WHAT YOU HAVE TO DO
Examine the material below. Gather every line in which the string "offset" appears.

DATA ENTRIES

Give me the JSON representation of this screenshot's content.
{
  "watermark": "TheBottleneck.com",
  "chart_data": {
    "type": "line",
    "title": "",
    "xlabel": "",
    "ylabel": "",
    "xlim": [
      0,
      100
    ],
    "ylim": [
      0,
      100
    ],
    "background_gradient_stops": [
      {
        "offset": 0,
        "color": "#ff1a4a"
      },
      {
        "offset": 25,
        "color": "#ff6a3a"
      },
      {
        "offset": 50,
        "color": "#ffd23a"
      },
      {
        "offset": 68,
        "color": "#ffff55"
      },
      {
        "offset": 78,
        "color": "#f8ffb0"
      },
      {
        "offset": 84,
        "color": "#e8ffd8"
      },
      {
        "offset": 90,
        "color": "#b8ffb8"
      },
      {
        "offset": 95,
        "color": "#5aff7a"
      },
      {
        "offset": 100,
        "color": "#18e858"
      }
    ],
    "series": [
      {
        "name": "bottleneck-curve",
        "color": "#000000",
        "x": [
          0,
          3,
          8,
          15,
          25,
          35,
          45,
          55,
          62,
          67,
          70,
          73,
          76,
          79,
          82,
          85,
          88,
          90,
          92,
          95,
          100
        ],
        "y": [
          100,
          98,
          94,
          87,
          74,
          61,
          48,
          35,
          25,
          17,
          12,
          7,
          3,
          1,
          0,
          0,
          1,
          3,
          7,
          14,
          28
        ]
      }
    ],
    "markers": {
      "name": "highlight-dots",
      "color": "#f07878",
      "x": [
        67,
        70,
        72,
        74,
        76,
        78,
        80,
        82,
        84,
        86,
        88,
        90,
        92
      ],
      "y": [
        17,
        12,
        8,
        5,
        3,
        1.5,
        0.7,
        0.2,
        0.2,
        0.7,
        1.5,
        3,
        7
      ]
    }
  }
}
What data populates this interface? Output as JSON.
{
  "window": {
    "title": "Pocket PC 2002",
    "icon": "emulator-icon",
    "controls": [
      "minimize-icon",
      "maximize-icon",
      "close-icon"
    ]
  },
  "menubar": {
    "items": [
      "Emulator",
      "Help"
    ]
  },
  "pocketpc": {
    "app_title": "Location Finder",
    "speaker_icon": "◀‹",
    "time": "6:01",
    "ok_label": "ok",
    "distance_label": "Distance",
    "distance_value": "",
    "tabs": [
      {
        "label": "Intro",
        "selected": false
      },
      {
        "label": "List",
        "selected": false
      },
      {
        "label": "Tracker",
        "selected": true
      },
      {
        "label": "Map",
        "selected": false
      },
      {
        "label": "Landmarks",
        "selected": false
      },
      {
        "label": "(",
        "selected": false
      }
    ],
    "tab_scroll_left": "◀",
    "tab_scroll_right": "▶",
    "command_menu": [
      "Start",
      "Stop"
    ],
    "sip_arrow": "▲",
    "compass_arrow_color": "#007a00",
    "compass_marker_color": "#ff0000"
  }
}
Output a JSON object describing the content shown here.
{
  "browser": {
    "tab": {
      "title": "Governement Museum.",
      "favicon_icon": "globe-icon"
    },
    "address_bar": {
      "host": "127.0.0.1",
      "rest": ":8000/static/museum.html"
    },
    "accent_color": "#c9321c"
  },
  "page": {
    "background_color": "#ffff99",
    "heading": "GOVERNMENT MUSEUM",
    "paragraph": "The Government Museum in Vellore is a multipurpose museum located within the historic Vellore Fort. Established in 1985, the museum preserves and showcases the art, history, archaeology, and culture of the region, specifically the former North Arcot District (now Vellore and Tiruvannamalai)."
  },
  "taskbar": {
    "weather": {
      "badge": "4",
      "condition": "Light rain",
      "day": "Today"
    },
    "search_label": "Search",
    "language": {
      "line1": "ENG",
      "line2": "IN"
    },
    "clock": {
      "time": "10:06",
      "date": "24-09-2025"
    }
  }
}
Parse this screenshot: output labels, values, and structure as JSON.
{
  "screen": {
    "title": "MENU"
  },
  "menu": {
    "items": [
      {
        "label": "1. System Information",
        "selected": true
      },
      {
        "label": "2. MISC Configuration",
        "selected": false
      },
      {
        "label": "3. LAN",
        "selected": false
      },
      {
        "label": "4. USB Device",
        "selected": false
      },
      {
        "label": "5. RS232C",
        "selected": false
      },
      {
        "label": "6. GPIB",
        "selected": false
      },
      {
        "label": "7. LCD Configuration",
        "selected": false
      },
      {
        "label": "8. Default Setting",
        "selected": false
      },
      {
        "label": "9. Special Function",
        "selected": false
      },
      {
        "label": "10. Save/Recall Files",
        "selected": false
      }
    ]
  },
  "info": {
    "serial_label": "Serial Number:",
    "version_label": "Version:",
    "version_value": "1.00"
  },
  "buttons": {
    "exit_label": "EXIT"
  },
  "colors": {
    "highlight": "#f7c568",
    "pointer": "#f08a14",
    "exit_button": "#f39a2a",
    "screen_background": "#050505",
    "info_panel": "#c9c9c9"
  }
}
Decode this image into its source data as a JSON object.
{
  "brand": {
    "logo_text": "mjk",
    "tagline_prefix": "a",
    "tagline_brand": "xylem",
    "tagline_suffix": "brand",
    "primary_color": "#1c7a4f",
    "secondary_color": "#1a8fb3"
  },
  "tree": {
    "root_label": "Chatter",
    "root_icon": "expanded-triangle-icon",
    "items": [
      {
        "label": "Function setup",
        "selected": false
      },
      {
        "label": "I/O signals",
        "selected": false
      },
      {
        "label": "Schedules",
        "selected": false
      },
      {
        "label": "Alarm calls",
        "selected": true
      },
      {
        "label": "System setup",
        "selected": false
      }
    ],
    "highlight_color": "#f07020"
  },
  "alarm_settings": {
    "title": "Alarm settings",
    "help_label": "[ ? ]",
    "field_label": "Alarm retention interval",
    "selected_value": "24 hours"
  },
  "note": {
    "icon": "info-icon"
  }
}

COMPLETE RESPONSE
        "offset": 0,
        "offset": 25,
        "offset": 50,
        "offset": 68,
        "offset": 78,
        "offset": 84,
        "offset": 90,
        "offset": 95,
        "offset": 100,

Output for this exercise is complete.